• [Direction]: Copy each line below in which the word "peut" occurs.

--- start ---

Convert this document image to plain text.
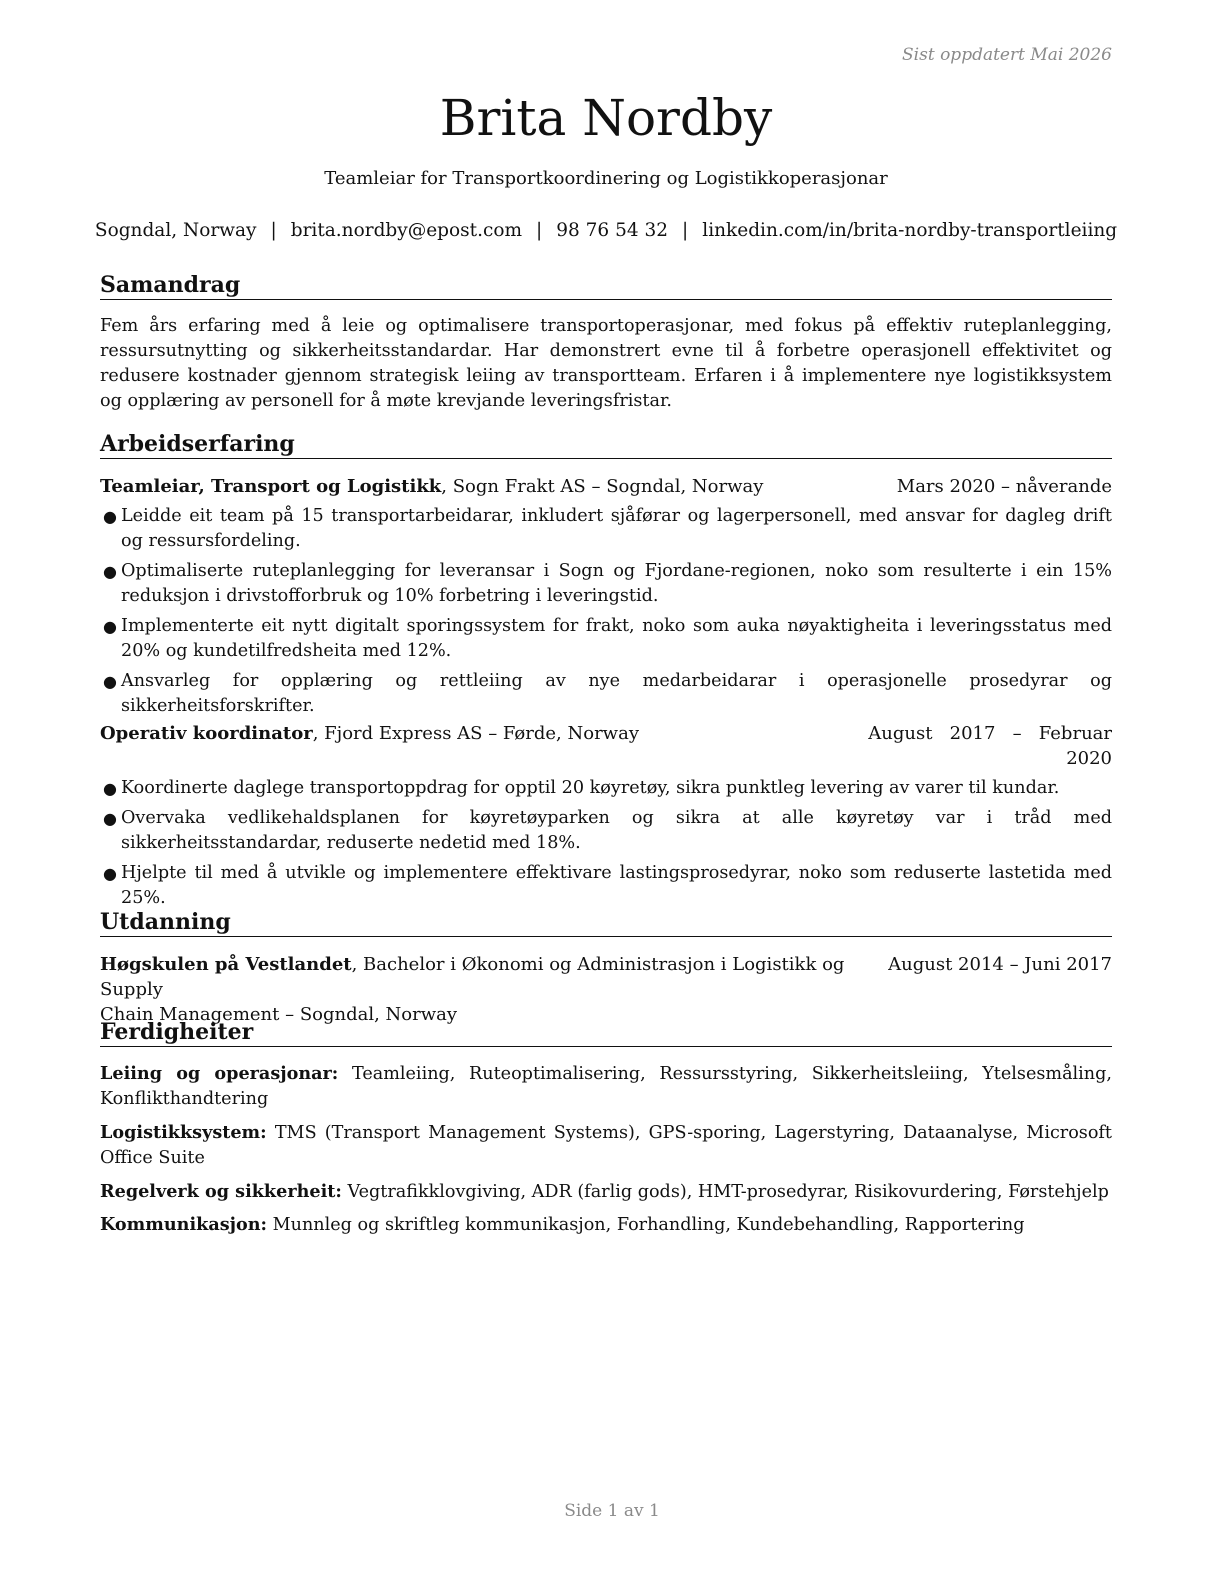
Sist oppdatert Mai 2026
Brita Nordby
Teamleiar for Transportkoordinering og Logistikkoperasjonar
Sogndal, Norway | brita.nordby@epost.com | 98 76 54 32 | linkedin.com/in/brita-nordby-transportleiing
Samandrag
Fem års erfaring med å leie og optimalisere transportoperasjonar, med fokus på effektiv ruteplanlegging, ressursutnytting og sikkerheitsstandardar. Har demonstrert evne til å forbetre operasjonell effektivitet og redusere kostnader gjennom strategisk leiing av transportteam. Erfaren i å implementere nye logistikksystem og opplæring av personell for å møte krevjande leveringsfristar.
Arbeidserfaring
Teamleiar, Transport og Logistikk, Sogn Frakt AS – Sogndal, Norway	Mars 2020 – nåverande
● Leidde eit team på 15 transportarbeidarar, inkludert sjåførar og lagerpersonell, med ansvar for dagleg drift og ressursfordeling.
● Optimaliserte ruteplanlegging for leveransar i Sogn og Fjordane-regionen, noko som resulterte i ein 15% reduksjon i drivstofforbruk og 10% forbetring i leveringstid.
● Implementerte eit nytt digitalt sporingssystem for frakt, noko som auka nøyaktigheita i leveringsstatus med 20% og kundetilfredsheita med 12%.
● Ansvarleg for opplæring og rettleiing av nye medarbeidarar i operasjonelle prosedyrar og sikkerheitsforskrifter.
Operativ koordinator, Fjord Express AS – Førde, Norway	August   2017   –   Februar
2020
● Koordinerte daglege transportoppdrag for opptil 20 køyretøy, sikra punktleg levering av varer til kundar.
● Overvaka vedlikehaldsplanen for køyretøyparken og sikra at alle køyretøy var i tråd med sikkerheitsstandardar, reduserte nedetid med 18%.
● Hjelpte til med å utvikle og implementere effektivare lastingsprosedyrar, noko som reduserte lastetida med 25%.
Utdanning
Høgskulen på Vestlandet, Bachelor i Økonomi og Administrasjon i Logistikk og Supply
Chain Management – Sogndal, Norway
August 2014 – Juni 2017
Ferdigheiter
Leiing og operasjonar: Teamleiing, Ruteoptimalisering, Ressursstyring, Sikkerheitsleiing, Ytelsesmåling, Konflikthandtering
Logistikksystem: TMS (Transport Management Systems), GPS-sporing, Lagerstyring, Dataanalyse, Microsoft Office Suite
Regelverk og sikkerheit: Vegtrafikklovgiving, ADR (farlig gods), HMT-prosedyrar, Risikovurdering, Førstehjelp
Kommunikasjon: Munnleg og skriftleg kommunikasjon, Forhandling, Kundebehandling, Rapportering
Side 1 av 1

--- end ---
--- start ---

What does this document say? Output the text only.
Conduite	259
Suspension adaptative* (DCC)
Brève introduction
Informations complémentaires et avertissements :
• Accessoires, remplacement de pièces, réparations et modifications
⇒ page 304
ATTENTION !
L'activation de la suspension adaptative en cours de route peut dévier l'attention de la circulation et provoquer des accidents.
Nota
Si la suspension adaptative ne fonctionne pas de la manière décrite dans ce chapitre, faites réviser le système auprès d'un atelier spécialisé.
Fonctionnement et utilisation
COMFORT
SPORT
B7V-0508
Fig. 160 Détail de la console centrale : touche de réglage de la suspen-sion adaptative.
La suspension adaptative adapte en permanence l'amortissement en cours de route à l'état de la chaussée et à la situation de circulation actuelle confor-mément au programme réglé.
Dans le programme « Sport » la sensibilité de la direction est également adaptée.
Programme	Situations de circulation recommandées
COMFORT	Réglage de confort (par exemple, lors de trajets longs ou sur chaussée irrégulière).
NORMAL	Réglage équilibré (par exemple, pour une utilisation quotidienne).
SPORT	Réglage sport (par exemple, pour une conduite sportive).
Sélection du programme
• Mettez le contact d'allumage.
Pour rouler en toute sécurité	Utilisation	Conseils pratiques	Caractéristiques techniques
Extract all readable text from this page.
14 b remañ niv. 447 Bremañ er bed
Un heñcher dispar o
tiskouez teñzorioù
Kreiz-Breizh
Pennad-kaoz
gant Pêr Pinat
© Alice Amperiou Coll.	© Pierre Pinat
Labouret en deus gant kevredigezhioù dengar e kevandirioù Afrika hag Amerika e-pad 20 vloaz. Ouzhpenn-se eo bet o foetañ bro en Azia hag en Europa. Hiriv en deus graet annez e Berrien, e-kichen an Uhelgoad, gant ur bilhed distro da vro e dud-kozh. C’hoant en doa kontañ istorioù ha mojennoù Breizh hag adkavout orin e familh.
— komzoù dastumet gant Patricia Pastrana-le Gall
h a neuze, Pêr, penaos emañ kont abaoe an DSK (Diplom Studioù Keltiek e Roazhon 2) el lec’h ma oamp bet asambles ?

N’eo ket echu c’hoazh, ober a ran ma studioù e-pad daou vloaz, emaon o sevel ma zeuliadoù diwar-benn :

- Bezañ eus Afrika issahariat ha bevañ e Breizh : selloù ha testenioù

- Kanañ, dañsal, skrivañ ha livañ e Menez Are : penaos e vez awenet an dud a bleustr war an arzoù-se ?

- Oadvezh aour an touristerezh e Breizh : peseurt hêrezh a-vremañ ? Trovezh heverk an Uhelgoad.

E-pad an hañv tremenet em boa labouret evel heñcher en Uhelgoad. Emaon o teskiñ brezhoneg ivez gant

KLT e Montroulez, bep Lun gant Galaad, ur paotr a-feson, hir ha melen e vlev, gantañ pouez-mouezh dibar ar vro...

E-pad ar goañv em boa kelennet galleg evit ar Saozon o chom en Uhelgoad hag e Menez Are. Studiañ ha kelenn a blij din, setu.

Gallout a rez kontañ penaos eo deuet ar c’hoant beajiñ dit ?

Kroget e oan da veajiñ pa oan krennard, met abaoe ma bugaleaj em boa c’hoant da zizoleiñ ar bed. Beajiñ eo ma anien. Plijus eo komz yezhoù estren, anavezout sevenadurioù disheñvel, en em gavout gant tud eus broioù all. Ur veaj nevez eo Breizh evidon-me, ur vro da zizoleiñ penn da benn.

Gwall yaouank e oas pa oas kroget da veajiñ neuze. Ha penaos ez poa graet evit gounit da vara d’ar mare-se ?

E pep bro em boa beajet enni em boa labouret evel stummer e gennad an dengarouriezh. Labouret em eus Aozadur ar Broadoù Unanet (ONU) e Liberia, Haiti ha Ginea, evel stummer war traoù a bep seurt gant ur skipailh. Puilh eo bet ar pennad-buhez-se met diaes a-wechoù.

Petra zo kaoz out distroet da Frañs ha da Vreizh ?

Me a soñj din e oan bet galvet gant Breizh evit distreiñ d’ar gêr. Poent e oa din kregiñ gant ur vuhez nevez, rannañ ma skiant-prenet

--- end ---
--- start ---

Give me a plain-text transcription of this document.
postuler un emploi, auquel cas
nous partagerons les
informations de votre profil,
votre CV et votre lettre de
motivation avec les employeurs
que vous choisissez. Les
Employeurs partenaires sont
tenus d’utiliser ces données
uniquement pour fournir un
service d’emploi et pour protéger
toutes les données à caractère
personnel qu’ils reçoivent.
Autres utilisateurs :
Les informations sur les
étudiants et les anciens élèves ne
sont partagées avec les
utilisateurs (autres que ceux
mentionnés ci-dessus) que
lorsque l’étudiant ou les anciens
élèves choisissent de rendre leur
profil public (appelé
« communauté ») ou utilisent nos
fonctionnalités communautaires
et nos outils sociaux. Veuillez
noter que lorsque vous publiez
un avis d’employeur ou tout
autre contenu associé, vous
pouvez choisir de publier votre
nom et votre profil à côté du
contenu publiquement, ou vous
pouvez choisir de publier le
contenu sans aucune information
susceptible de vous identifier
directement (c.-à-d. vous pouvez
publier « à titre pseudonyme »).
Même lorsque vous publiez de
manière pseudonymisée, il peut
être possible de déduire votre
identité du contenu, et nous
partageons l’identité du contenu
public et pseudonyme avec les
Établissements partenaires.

--- end ---

• [Solution to this task]:
L'activation de la suspension adaptative en cours de route peut dévier l'attention de la circulation et provoquer des accidents.
manière pseudonymisée, il peut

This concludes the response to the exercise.